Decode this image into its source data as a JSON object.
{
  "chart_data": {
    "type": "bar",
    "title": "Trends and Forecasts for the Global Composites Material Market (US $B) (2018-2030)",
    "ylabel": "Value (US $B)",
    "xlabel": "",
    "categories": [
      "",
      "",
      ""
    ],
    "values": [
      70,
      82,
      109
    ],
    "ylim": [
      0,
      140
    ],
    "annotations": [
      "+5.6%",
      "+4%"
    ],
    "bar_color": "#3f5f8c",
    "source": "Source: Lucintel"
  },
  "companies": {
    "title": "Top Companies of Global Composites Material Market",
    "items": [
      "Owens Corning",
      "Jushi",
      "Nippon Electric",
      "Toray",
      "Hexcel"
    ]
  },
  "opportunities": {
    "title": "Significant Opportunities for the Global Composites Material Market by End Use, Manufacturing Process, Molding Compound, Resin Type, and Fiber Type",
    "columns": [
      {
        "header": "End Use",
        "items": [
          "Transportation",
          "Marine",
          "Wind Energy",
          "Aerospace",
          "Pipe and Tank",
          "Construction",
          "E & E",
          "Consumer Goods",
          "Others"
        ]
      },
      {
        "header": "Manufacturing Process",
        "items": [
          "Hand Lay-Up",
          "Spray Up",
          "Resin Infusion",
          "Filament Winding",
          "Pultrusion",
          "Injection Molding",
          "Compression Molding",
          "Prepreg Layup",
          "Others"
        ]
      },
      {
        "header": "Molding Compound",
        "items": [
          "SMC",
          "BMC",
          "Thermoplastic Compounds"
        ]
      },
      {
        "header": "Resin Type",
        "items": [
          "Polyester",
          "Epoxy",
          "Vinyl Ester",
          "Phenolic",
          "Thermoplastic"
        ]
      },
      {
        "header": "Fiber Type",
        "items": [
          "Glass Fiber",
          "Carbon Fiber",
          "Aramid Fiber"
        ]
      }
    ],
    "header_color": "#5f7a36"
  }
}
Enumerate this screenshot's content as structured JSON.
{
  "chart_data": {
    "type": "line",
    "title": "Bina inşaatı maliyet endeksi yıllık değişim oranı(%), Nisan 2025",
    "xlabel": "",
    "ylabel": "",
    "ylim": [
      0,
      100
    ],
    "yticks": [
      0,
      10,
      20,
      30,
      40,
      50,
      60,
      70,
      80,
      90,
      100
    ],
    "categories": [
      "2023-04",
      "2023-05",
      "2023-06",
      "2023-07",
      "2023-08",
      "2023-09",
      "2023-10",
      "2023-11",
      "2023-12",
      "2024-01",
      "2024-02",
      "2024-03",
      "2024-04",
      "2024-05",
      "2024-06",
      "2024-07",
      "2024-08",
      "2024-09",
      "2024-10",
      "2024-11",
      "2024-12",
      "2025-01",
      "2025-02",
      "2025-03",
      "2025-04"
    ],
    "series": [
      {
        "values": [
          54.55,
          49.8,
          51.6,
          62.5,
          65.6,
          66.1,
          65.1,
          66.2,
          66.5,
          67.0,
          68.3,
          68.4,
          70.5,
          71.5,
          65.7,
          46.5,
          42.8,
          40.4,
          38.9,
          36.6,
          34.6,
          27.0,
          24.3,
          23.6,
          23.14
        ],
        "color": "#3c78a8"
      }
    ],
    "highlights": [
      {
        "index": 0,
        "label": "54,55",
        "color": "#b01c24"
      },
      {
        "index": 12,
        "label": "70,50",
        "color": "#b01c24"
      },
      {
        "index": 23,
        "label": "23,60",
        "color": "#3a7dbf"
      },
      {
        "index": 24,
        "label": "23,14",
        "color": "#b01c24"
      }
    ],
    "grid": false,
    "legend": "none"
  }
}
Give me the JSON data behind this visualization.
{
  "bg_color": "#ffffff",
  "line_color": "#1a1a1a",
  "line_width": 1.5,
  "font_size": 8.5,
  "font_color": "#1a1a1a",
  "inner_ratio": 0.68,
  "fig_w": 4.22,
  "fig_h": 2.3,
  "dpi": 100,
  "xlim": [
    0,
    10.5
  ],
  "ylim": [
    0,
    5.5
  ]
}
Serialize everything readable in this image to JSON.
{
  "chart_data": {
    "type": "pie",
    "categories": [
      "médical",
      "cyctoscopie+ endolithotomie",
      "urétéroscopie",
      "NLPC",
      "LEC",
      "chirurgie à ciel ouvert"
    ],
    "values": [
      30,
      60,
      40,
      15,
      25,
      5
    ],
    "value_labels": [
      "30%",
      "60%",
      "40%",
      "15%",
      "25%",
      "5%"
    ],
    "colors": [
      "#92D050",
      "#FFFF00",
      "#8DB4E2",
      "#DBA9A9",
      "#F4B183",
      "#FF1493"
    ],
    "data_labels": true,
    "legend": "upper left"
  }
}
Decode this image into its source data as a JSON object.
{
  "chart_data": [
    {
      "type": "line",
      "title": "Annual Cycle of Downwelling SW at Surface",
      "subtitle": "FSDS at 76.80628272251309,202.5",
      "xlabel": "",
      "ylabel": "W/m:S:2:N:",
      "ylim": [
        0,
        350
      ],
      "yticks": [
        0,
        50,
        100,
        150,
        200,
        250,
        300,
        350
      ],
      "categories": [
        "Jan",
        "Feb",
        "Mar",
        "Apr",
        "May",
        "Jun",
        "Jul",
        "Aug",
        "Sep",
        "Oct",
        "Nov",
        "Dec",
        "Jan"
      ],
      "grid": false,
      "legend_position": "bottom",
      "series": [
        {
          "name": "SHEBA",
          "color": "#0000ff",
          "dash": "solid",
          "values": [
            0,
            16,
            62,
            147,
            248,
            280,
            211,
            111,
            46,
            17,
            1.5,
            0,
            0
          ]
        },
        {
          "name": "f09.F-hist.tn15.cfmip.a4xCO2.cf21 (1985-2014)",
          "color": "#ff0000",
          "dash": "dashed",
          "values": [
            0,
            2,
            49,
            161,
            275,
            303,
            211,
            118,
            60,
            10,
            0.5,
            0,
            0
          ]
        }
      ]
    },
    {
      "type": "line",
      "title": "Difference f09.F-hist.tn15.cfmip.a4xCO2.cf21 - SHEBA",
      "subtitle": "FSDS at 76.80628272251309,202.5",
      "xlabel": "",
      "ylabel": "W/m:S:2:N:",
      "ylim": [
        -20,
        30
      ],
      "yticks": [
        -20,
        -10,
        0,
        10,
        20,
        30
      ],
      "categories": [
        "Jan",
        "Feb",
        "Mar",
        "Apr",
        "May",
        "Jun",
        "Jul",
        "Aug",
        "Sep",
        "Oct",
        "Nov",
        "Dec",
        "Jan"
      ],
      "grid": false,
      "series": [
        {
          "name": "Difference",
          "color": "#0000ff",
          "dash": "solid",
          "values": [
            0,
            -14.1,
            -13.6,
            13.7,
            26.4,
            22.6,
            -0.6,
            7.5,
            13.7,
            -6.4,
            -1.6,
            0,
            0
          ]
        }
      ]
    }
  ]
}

^^^^^^^^^^^^^^^^

**Exercise aim:** Using the listing above, gather each line that holds the string "Composites" and copy it.

**Response for this exercise:**
    "title": "Trends and Forecasts for the Global Composites Material Market (US $B) (2018-2030)",
    "title": "Top Companies of Global Composites Material Market",
    "title": "Significant Opportunities for the Global Composites Material Market by End Use, Manufacturing Process, Molding Compound, Resin Type, and Fiber Type",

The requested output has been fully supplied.